#### Entries of transcribed document text:
************

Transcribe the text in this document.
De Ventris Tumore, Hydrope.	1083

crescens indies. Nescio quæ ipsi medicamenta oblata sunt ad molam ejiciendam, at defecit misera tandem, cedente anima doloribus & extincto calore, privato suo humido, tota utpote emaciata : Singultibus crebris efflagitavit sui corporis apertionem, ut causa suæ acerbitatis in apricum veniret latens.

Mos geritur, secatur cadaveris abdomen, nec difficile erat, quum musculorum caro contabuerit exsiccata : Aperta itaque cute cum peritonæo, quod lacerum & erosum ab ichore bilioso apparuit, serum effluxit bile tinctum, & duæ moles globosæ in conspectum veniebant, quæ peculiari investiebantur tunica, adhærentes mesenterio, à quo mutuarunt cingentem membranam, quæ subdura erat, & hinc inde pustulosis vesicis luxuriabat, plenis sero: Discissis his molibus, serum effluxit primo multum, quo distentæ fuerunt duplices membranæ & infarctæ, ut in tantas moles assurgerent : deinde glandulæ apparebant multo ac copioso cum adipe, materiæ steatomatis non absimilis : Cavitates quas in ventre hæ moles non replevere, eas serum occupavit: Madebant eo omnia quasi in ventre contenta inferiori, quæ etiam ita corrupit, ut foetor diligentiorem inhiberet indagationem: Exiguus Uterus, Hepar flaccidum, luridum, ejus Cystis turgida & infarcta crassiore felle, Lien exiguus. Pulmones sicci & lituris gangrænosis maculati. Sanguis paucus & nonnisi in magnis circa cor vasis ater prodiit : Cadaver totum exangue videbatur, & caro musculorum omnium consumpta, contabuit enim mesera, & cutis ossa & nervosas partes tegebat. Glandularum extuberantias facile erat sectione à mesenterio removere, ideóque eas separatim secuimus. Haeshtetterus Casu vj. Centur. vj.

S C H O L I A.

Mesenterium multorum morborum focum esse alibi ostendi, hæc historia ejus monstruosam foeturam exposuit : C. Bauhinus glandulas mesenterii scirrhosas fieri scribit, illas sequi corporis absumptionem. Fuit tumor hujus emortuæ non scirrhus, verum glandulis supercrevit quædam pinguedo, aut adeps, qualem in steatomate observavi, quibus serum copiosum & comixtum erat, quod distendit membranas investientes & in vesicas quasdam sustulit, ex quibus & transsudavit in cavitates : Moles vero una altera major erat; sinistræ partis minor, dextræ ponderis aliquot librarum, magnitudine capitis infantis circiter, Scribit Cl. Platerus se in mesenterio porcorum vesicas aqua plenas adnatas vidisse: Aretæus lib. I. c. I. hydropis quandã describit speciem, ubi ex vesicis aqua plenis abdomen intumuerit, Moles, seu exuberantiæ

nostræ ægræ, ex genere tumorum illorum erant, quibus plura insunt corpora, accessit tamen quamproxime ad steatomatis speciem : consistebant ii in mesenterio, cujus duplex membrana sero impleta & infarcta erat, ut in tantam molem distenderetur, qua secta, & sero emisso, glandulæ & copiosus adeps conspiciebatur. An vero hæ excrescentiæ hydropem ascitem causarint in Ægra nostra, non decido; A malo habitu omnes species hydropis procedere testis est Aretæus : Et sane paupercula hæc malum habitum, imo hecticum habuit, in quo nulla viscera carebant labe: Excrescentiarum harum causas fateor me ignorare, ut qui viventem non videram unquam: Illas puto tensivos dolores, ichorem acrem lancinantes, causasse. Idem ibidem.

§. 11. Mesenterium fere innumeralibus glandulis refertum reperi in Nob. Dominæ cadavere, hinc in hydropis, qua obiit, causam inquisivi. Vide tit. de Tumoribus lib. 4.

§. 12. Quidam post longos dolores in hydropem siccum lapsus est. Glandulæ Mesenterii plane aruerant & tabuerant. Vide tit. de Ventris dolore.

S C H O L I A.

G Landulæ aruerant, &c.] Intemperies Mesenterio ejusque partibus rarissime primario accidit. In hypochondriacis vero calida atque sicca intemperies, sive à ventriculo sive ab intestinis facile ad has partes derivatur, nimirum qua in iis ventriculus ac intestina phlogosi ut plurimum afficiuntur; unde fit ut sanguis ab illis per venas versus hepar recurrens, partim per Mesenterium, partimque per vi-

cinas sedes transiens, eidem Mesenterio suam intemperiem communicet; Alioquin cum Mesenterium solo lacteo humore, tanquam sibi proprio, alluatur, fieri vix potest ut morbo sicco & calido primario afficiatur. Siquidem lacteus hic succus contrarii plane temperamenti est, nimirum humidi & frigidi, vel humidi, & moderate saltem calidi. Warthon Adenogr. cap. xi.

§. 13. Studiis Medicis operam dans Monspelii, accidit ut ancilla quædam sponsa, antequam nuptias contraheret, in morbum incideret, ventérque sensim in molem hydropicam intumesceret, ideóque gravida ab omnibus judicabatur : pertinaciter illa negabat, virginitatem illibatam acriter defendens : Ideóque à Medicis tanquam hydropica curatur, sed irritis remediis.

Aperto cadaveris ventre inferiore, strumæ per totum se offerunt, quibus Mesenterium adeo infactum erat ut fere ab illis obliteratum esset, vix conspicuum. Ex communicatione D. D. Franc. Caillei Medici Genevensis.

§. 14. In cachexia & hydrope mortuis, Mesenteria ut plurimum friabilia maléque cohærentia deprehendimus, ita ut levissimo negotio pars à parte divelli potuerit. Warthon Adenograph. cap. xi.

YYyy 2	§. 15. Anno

************

#### EXERCISE GOAL:
Show the lines above that have the word "fere".

#### RESPONSE FOR THIS EXERCISE:
§. 11. Mesenterium fere innumeralibus glandulis refertum reperi in Nob. Dominæ cadavere, hinc in hydropis, qua obiit, causam inquisivi. Vide tit. de Tumoribus lib. 4.
Aperto cadaveris ventre inferiore, strumæ per totum se offerunt, quibus Mesenterium adeo infactum erat ut fere ab illis obliteratum esset, vix conspicuum. Ex communicatione D. D. Franc. Caillei Medici Genevensis.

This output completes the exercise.